**Task objective:** Your task is to copy every line of the entries that contains "structured".

**Exercise material:**

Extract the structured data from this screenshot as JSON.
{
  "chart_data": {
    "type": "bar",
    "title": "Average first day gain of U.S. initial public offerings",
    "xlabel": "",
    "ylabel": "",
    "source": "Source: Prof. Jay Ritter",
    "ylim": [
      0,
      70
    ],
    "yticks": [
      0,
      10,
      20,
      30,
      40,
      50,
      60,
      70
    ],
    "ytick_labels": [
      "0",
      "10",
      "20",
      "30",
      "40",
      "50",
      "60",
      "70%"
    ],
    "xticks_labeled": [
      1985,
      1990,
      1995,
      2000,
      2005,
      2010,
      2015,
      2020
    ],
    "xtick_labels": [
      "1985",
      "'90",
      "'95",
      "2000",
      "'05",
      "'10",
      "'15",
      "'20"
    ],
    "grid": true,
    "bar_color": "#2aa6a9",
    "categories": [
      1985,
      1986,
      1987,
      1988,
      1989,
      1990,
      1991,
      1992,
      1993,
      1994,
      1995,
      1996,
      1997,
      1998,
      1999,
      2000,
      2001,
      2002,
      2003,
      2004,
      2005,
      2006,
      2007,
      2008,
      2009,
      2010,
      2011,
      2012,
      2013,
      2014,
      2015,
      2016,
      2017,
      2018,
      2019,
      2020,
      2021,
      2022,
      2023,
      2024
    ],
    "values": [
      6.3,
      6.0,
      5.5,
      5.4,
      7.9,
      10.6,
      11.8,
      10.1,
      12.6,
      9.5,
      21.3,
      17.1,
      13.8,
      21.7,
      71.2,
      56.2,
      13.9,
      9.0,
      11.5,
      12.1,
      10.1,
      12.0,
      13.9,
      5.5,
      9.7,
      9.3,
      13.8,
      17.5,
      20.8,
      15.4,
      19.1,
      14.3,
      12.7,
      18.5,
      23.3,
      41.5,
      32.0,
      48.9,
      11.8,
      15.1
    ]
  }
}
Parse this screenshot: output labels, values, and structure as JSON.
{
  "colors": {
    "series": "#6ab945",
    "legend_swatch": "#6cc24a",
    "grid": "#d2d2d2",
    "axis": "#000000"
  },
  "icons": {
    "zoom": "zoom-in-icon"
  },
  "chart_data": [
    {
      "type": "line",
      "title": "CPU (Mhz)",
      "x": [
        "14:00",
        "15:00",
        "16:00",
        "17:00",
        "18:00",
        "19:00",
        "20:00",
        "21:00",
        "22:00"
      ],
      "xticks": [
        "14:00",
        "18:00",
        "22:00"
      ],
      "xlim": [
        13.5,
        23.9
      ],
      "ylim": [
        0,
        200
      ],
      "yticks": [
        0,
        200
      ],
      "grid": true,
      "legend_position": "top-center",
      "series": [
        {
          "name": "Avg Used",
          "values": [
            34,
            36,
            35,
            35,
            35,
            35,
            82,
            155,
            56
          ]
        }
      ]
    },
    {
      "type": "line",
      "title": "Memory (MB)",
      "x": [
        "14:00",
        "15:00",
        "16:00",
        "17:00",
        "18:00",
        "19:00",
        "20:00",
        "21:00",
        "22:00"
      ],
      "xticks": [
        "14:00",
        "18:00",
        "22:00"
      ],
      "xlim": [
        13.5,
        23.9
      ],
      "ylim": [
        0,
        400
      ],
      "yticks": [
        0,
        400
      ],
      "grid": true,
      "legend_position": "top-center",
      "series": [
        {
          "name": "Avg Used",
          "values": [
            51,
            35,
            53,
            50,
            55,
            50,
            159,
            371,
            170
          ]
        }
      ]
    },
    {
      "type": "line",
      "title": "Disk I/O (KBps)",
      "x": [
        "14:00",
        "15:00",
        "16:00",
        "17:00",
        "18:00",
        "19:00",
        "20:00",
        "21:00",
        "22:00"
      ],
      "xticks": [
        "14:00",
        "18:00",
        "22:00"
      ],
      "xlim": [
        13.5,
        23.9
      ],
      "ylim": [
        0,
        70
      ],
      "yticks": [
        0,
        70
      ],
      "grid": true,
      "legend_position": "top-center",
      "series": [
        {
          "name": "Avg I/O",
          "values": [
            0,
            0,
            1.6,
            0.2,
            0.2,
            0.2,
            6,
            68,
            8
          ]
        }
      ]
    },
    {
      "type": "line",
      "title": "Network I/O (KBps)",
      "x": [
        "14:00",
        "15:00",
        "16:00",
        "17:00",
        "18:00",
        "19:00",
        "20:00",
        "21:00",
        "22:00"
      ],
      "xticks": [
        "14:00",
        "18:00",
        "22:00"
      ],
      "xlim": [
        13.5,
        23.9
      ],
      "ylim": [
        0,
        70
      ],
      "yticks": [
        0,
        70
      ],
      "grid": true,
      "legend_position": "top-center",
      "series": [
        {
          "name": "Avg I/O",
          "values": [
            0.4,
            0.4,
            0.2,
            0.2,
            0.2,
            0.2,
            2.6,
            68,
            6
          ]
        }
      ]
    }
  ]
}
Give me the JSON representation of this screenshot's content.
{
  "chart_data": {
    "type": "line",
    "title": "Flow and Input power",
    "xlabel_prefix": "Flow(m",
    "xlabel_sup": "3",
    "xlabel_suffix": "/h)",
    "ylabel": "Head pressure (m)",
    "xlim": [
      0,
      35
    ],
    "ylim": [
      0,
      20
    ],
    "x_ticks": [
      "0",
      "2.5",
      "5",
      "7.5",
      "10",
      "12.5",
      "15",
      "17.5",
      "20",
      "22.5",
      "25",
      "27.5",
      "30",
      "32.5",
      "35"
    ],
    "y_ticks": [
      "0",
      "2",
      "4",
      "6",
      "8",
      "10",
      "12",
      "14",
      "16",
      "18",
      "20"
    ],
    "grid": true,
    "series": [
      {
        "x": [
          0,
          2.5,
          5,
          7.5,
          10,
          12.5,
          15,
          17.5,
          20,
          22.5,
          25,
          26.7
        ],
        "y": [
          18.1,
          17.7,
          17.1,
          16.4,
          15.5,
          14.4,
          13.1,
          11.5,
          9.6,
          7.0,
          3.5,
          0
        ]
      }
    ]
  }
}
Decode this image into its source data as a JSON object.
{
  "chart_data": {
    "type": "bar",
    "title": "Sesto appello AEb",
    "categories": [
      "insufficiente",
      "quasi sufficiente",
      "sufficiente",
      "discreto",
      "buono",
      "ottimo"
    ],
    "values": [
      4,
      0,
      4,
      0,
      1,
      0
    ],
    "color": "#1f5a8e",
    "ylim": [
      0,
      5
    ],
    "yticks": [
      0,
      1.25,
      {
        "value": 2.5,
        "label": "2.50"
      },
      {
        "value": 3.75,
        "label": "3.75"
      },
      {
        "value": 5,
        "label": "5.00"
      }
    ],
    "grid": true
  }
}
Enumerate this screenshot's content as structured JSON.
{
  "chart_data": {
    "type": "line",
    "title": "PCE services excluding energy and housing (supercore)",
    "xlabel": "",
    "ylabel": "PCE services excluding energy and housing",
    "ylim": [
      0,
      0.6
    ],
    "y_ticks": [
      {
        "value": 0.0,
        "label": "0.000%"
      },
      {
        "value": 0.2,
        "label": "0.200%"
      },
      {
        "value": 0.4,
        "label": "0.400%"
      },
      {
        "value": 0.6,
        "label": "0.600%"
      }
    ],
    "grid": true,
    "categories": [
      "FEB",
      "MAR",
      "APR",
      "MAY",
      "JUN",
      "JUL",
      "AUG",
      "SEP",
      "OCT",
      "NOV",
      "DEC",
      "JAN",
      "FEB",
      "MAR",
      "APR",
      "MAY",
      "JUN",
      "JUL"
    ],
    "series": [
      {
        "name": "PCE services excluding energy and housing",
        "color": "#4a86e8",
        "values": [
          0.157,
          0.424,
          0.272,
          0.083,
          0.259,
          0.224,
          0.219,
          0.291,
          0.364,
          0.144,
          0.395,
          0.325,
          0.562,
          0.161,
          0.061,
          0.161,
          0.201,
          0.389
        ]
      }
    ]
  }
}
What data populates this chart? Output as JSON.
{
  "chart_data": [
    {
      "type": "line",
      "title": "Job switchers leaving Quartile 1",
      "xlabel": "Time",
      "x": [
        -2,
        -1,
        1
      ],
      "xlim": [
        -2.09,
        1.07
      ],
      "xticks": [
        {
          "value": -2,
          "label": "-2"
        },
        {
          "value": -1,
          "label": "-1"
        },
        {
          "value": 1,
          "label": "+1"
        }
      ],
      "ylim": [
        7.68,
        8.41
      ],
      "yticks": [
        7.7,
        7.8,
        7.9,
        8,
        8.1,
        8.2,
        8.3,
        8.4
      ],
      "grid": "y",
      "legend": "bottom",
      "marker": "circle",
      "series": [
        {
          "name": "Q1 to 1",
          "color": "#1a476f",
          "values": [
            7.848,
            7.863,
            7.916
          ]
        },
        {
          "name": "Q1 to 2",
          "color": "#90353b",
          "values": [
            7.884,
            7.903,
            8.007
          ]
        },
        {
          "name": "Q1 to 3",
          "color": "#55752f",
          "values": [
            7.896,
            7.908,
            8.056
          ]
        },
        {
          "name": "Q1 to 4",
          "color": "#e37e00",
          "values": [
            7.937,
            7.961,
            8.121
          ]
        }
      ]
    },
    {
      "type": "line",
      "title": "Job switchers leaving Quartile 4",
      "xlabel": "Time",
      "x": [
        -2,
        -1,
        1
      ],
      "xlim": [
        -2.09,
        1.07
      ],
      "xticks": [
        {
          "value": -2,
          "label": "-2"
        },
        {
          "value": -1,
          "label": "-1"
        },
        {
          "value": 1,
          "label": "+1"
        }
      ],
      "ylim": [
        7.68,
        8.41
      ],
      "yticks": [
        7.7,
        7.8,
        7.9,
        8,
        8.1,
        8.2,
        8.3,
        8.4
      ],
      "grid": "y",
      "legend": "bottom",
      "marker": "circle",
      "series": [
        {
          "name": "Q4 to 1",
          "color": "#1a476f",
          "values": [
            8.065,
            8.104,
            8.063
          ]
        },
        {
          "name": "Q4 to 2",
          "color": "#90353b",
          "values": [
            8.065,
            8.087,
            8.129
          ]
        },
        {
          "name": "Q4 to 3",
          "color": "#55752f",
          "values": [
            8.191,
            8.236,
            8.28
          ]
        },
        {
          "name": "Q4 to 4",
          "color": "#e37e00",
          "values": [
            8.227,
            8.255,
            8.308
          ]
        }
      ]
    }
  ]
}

**Reply to the task:**
Extract the structured data from this screenshot as JSON.
Enumerate this screenshot's content as structured JSON.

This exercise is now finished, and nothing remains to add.